Please retype the records below exactly, leaving out any pictures.

• _Records supplied_:
******

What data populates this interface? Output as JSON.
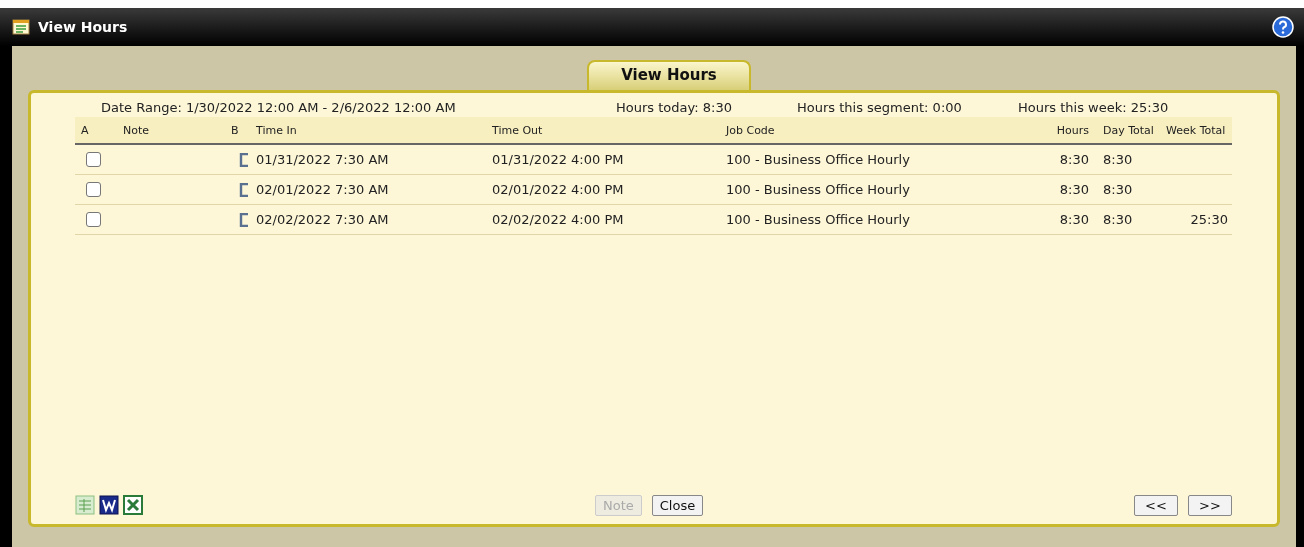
{
  "window": {
    "title": "View Hours"
  },
  "tab": {
    "label": "View Hours",
    "selected": true
  },
  "summary": {
    "date_range": "Date Range: 1/30/2022 12:00 AM - 2/6/2022 12:00 AM",
    "hours_today": "Hours today: 8:30",
    "hours_segment": "Hours this segment: 0:00",
    "hours_week": "Hours this week: 25:30"
  },
  "table": {
    "columns": [
      "A",
      "Note",
      "B",
      "Time In",
      "Time Out",
      "Job Code",
      "Hours",
      "Day Total",
      "Week Total"
    ],
    "rows": [
      {
        "checked": false,
        "note": "",
        "time_in": "01/31/2022 7:30 AM",
        "time_out": "01/31/2022 4:00 PM",
        "job_code": "100 - Business Office Hourly",
        "hours": "8:30",
        "day_total": "8:30",
        "week_total": ""
      },
      {
        "checked": false,
        "note": "",
        "time_in": "02/01/2022 7:30 AM",
        "time_out": "02/01/2022 4:00 PM",
        "job_code": "100 - Business Office Hourly",
        "hours": "8:30",
        "day_total": "8:30",
        "week_total": ""
      },
      {
        "checked": false,
        "note": "",
        "time_in": "02/02/2022 7:30 AM",
        "time_out": "02/02/2022 4:00 PM",
        "job_code": "100 - Business Office Hourly",
        "hours": "8:30",
        "day_total": "8:30",
        "week_total": "25:30"
      }
    ]
  },
  "buttons": [
    {
      "label": "Note",
      "disabled": true
    },
    {
      "label": "Close",
      "disabled": false
    }
  ],
  "pager": [
    {
      "label": "<<"
    },
    {
      "label": ">>"
    }
  ]
}
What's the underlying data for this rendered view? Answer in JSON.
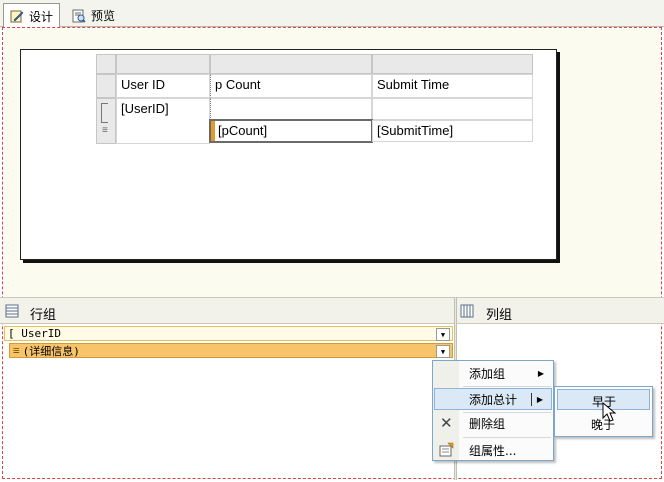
{
  "tabs": [
    {
      "label": "设计",
      "icon": "design-icon",
      "active": true
    },
    {
      "label": "预览",
      "icon": "preview-icon",
      "active": false
    }
  ],
  "tablix": {
    "headers": [
      "User ID",
      "p Count",
      "Submit Time"
    ],
    "group_cell": "[UserID]",
    "detail_cells": [
      "[pCount]",
      "[SubmitTime]"
    ]
  },
  "group_pane": {
    "row_groups_title": "行组",
    "column_groups_title": "列组",
    "row_groups": [
      {
        "label": "[ UserID",
        "icon": "bracket-icon"
      },
      {
        "label": "(详细信息)",
        "icon": "details-lines-icon"
      }
    ]
  },
  "context_menu": {
    "items": [
      {
        "label": "添加组",
        "has_submenu": true
      },
      {
        "label": "添加总计",
        "has_submenu": true
      },
      {
        "label": "删除组",
        "icon": "delete-x-icon"
      },
      {
        "label": "组属性...",
        "icon": "properties-icon"
      }
    ],
    "submenu": [
      "早于",
      "晚于"
    ]
  },
  "colors": {
    "frame_dashed": "#e04040",
    "group_row_selected": "#f8c46a",
    "group_row_top": "#fffbe6",
    "menu_border": "#7ca7c8",
    "highlight": "#dbe8f6"
  }
}
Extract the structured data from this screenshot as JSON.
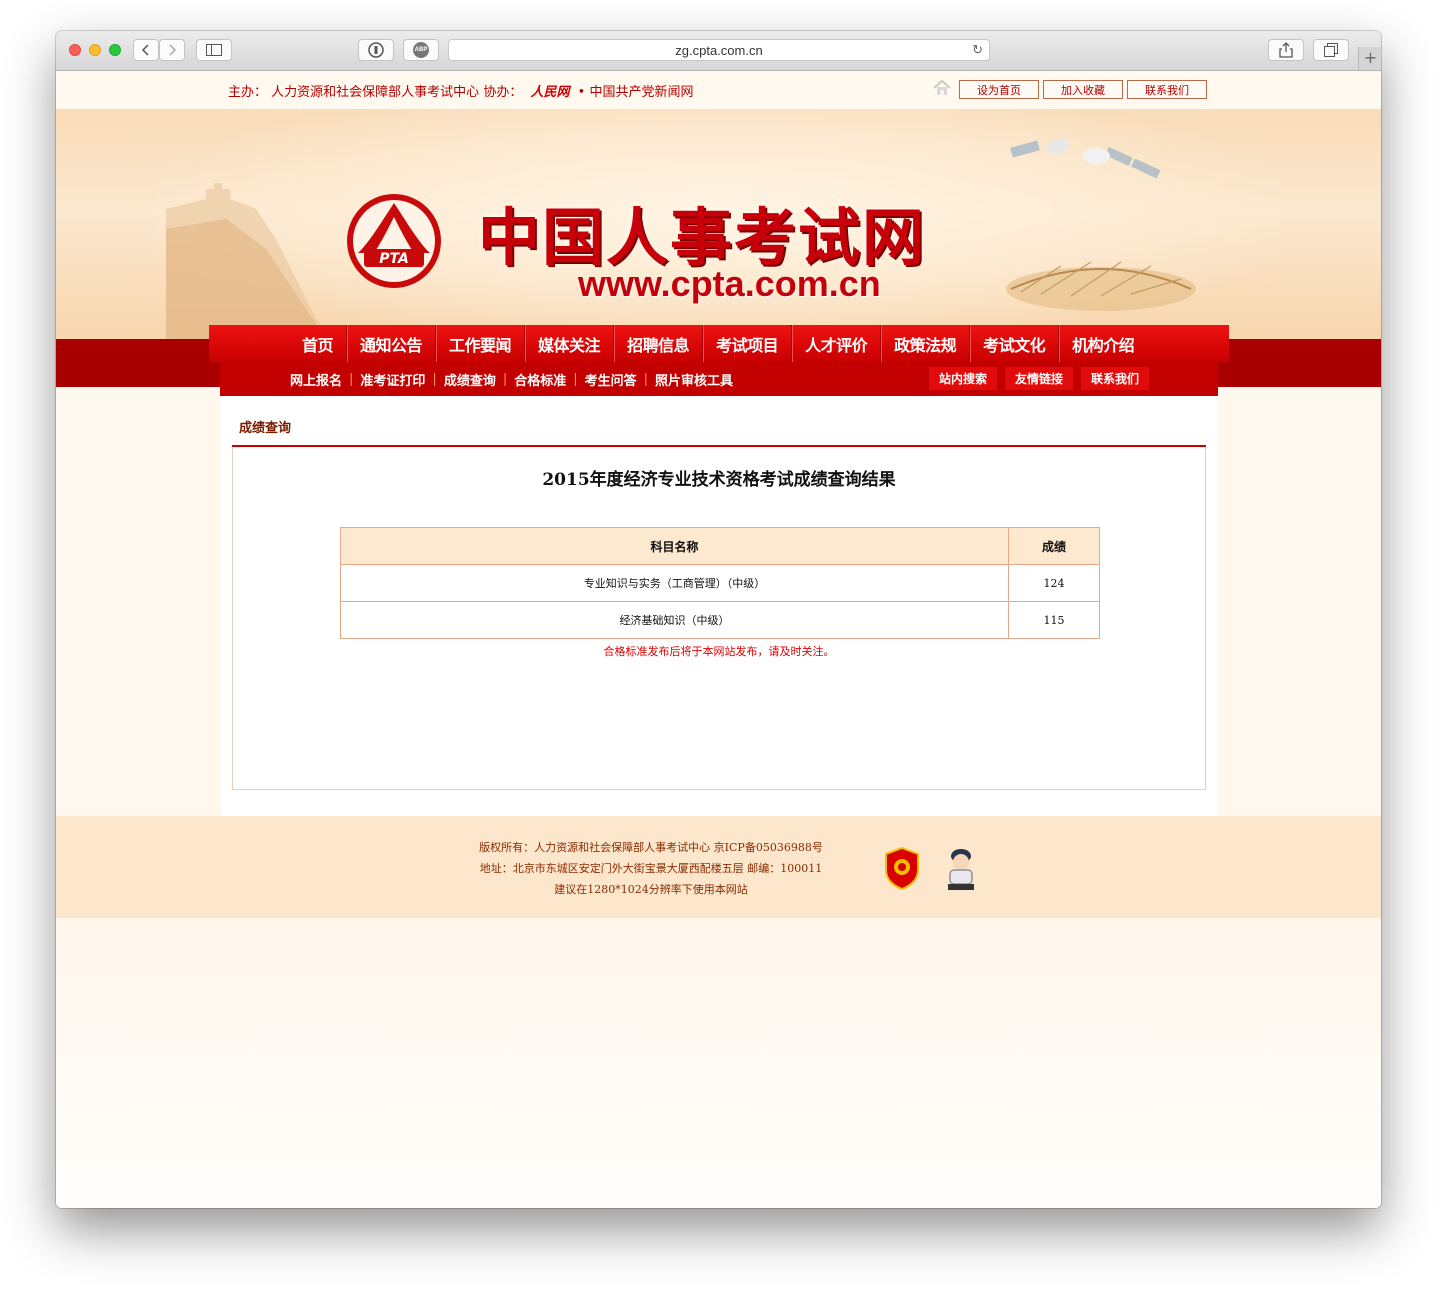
{
  "browser": {
    "url": "zg.cpta.com.cn",
    "reader_icon": "reader-icon",
    "adblock_label": "ABP"
  },
  "topbar": {
    "host_prefix": "主办：",
    "host_org": "人力资源和社会保障部人事考试中心",
    "co_prefix": "协办：",
    "co_logo": "人民网",
    "bullet": "•",
    "co_org": "中国共产党新闻网",
    "links": [
      "设为首页",
      "加入收藏",
      "联系我们"
    ]
  },
  "banner": {
    "logo_text": "PTA",
    "title": "中国人事考试网",
    "url": "www.cpta.com.cn"
  },
  "main_nav": [
    "首页",
    "通知公告",
    "工作要闻",
    "媒体关注",
    "招聘信息",
    "考试项目",
    "人才评价",
    "政策法规",
    "考试文化",
    "机构介绍"
  ],
  "sub_nav": [
    "网上报名",
    "准考证打印",
    "成绩查询",
    "合格标准",
    "考生问答",
    "照片审核工具"
  ],
  "sub_buttons": [
    "站内搜索",
    "友情链接",
    "联系我们"
  ],
  "content": {
    "section_title": "成绩查询",
    "result_title": "2015年度经济专业技术资格考试成绩查询结果",
    "table": {
      "headers": [
        "科目名称",
        "成绩"
      ],
      "rows": [
        {
          "subject": "专业知识与实务（工商管理）（中级）",
          "score": "124"
        },
        {
          "subject": "经济基础知识（中级）",
          "score": "115"
        }
      ]
    },
    "notice": "合格标准发布后将于本网站发布，请及时关注。"
  },
  "footer": {
    "line1": "版权所有：人力资源和社会保障部人事考试中心 京ICP备05036988号",
    "line2": "地址：北京市东城区安定门外大街宝景大厦西配楼五层 邮编：100011",
    "line3": "建议在1280*1024分辨率下使用本网站"
  },
  "colors": {
    "nav_red": "#d90000",
    "dark_red": "#a80000",
    "title_red": "#c8000a",
    "notice_red": "#e00000"
  }
}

******

• _Expected answer_:
What data populates this interface? Output as JSON.
{
  "window": {
    "title": "View Hours"
  },
  "tab": {
    "label": "View Hours",
    "selected": true
  },
  "summary": {
    "date_range": "Date Range: 1/30/2022 12:00 AM - 2/6/2022 12:00 AM",
    "hours_today": "Hours today: 8:30",
    "hours_segment": "Hours this segment: 0:00",
    "hours_week": "Hours this week: 25:30"
  },
  "table": {
    "columns": [
      "A",
      "Note",
      "B",
      "Time In",
      "Time Out",
      "Job Code",
      "Hours",
      "Day Total",
      "Week Total"
    ],
    "rows": [
      {
        "checked": false,
        "note": "",
        "time_in": "01/31/2022 7:30 AM",
        "time_out": "01/31/2022 4:00 PM",
        "job_code": "100 - Business Office Hourly",
        "hours": "8:30",
        "day_total": "8:30",
        "week_total": ""
      },
      {
        "checked": false,
        "note": "",
        "time_in": "02/01/2022 7:30 AM",
        "time_out": "02/01/2022 4:00 PM",
        "job_code": "100 - Business Office Hourly",
        "hours": "8:30",
        "day_total": "8:30",
        "week_total": ""
      },
      {
        "checked": false,
        "note": "",
        "time_in": "02/02/2022 7:30 AM",
        "time_out": "02/02/2022 4:00 PM",
        "job_code": "100 - Business Office Hourly",
        "hours": "8:30",
        "day_total": "8:30",
        "week_total": "25:30"
      }
    ]
  },
  "buttons": [
    {
      "label": "Note",
      "disabled": true
    },
    {
      "label": "Close",
      "disabled": false
    }
  ],
  "pager": [
    {
      "label": "<<"
    },
    {
      "label": ">>"
    }
  ]
}
What's the underlying data for this rendered view? Answer in JSON.
{
  "tabs": [
    {
      "label": "设计",
      "icon": "design-icon",
      "active": true
    },
    {
      "label": "预览",
      "icon": "preview-icon",
      "active": false
    }
  ],
  "tablix": {
    "headers": [
      "User ID",
      "p Count",
      "Submit Time"
    ],
    "group_cell": "[UserID]",
    "detail_cells": [
      "[pCount]",
      "[SubmitTime]"
    ]
  },
  "group_pane": {
    "row_groups_title": "行组",
    "column_groups_title": "列组",
    "row_groups": [
      {
        "label": "[ UserID",
        "icon": "bracket-icon"
      },
      {
        "label": "(详细信息)",
        "icon": "details-lines-icon"
      }
    ]
  },
  "context_menu": {
    "items": [
      {
        "label": "添加组",
        "has_submenu": true
      },
      {
        "label": "添加总计",
        "has_submenu": true
      },
      {
        "label": "删除组",
        "icon": "delete-x-icon"
      },
      {
        "label": "组属性...",
        "icon": "properties-icon"
      }
    ],
    "submenu": [
      "早于",
      "晚于"
    ]
  },
  "colors": {
    "frame_dashed": "#e04040",
    "group_row_selected": "#f8c46a",
    "group_row_top": "#fffbe6",
    "menu_border": "#7ca7c8",
    "highlight": "#dbe8f6"
  }
}
Extract the structured data from this screenshot as JSON.
{
  "browser": {
    "url": "zg.cpta.com.cn",
    "reader_icon": "reader-icon",
    "adblock_label": "ABP"
  },
  "topbar": {
    "host_prefix": "主办：",
    "host_org": "人力资源和社会保障部人事考试中心",
    "co_prefix": "协办：",
    "co_logo": "人民网",
    "bullet": "•",
    "co_org": "中国共产党新闻网",
    "links": [
      "设为首页",
      "加入收藏",
      "联系我们"
    ]
  },
  "banner": {
    "logo_text": "PTA",
    "title": "中国人事考试网",
    "url": "www.cpta.com.cn"
  },
  "main_nav": [
    "首页",
    "通知公告",
    "工作要闻",
    "媒体关注",
    "招聘信息",
    "考试项目",
    "人才评价",
    "政策法规",
    "考试文化",
    "机构介绍"
  ],
  "sub_nav": [
    "网上报名",
    "准考证打印",
    "成绩查询",
    "合格标准",
    "考生问答",
    "照片审核工具"
  ],
  "sub_buttons": [
    "站内搜索",
    "友情链接",
    "联系我们"
  ],
  "content": {
    "section_title": "成绩查询",
    "result_title": "2015年度经济专业技术资格考试成绩查询结果",
    "table": {
      "headers": [
        "科目名称",
        "成绩"
      ],
      "rows": [
        {
          "subject": "专业知识与实务（工商管理）（中级）",
          "score": "124"
        },
        {
          "subject": "经济基础知识（中级）",
          "score": "115"
        }
      ]
    },
    "notice": "合格标准发布后将于本网站发布，请及时关注。"
  },
  "footer": {
    "line1": "版权所有：人力资源和社会保障部人事考试中心 京ICP备05036988号",
    "line2": "地址：北京市东城区安定门外大街宝景大厦西配楼五层 邮编：100011",
    "line3": "建议在1280*1024分辨率下使用本网站"
  },
  "colors": {
    "nav_red": "#d90000",
    "dark_red": "#a80000",
    "title_red": "#c8000a",
    "notice_red": "#e00000"
  }
}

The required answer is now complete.